- EXERCISE DESCRIPTION -
For the data below, work out how many lines include the string "color" and report only the number.

— Start INPUT FOR THIS TASK —

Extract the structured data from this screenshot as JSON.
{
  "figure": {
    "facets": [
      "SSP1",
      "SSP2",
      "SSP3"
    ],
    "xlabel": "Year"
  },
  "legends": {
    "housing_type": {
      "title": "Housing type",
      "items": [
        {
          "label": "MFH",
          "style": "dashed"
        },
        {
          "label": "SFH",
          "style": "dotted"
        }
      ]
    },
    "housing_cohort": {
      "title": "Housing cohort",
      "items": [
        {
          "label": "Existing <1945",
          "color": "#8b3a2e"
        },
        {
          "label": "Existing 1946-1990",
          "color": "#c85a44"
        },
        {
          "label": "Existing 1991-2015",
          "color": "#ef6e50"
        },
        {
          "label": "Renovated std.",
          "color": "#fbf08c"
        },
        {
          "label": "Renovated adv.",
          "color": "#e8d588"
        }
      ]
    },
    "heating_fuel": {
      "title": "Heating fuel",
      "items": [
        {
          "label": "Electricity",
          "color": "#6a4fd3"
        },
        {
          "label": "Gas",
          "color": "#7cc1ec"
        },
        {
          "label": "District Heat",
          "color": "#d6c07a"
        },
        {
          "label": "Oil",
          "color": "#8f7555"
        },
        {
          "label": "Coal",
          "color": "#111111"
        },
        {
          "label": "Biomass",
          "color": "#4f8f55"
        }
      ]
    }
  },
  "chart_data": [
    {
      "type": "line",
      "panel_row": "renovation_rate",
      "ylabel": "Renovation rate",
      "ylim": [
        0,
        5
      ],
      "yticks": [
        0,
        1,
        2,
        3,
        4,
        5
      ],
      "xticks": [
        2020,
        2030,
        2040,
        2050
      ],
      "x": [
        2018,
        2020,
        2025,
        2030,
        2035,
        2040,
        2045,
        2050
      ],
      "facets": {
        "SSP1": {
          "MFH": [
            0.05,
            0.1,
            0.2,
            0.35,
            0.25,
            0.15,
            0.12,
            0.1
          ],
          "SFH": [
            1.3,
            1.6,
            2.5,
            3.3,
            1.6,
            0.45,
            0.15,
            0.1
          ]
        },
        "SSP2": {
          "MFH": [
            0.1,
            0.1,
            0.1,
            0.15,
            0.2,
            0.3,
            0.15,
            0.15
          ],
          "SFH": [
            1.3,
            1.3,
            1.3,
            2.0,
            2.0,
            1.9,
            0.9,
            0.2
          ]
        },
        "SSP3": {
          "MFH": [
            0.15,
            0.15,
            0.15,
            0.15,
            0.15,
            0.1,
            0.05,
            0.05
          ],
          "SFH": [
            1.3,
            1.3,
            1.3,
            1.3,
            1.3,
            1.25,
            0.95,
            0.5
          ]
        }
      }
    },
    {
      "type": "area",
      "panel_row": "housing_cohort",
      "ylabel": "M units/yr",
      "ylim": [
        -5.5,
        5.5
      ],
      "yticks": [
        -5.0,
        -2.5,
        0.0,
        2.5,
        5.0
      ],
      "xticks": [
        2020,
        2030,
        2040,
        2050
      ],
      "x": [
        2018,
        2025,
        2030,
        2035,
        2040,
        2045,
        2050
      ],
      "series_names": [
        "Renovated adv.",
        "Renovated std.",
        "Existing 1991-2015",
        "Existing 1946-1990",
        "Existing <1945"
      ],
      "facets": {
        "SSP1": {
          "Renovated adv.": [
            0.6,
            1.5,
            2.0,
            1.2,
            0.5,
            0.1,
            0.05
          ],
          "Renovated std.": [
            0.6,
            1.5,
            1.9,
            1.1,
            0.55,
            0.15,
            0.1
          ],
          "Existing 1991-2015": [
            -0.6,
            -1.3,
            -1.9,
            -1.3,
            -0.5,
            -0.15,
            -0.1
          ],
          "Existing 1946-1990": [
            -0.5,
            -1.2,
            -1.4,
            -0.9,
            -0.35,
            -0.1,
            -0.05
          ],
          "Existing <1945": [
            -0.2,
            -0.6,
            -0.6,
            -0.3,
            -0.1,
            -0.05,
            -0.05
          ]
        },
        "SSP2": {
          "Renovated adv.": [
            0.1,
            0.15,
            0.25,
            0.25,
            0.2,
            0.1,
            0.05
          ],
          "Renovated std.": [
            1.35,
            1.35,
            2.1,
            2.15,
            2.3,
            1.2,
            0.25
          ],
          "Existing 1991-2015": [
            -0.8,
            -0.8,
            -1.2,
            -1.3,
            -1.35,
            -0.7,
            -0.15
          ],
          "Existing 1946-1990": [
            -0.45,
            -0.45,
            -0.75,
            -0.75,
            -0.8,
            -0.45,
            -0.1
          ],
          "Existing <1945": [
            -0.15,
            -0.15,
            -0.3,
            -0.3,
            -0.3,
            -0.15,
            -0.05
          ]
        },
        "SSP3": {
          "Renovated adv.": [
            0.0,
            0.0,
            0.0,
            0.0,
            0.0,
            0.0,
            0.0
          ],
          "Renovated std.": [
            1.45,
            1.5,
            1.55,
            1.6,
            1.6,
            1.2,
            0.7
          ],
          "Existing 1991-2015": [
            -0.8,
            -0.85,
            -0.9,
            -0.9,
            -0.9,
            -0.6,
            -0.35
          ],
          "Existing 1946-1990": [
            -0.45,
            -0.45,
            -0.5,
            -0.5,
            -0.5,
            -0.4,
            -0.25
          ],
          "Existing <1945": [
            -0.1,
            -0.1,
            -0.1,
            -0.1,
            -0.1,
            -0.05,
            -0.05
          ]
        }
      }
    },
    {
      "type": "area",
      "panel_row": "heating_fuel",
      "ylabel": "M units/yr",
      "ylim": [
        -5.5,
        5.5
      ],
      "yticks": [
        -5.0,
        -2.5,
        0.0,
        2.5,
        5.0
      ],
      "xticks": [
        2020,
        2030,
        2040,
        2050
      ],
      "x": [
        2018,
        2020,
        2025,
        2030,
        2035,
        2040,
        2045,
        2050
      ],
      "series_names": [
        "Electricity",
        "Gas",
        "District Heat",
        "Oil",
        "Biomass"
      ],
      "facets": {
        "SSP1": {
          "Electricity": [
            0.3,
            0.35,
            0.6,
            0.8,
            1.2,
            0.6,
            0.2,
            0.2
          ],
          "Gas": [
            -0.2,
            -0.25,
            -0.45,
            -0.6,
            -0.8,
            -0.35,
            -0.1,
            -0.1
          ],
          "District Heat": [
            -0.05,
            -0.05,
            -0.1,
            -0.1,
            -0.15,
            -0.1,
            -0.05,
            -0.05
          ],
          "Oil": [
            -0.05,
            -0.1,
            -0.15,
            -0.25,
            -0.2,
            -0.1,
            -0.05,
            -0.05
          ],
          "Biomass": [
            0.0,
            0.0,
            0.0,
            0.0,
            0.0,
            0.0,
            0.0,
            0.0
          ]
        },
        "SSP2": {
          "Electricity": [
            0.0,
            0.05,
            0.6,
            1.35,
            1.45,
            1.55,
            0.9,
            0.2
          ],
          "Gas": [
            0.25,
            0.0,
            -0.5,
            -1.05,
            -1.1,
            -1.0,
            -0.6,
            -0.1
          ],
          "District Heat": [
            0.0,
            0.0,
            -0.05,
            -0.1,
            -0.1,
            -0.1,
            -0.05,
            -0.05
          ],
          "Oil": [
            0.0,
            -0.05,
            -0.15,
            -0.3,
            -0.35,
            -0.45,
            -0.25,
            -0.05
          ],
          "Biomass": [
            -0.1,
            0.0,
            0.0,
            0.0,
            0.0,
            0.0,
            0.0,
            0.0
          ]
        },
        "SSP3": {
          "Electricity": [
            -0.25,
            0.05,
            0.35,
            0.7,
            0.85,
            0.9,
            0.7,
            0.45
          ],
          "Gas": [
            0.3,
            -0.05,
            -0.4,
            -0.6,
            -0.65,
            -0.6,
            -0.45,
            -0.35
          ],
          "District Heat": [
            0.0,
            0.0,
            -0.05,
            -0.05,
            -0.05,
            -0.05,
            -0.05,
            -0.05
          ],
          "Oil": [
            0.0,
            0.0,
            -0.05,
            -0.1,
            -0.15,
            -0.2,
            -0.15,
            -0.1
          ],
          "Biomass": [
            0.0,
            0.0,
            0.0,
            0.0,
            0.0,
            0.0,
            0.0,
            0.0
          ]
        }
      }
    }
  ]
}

— End INPUT FOR THIS TASK —

- EXERCISE RESULT -
11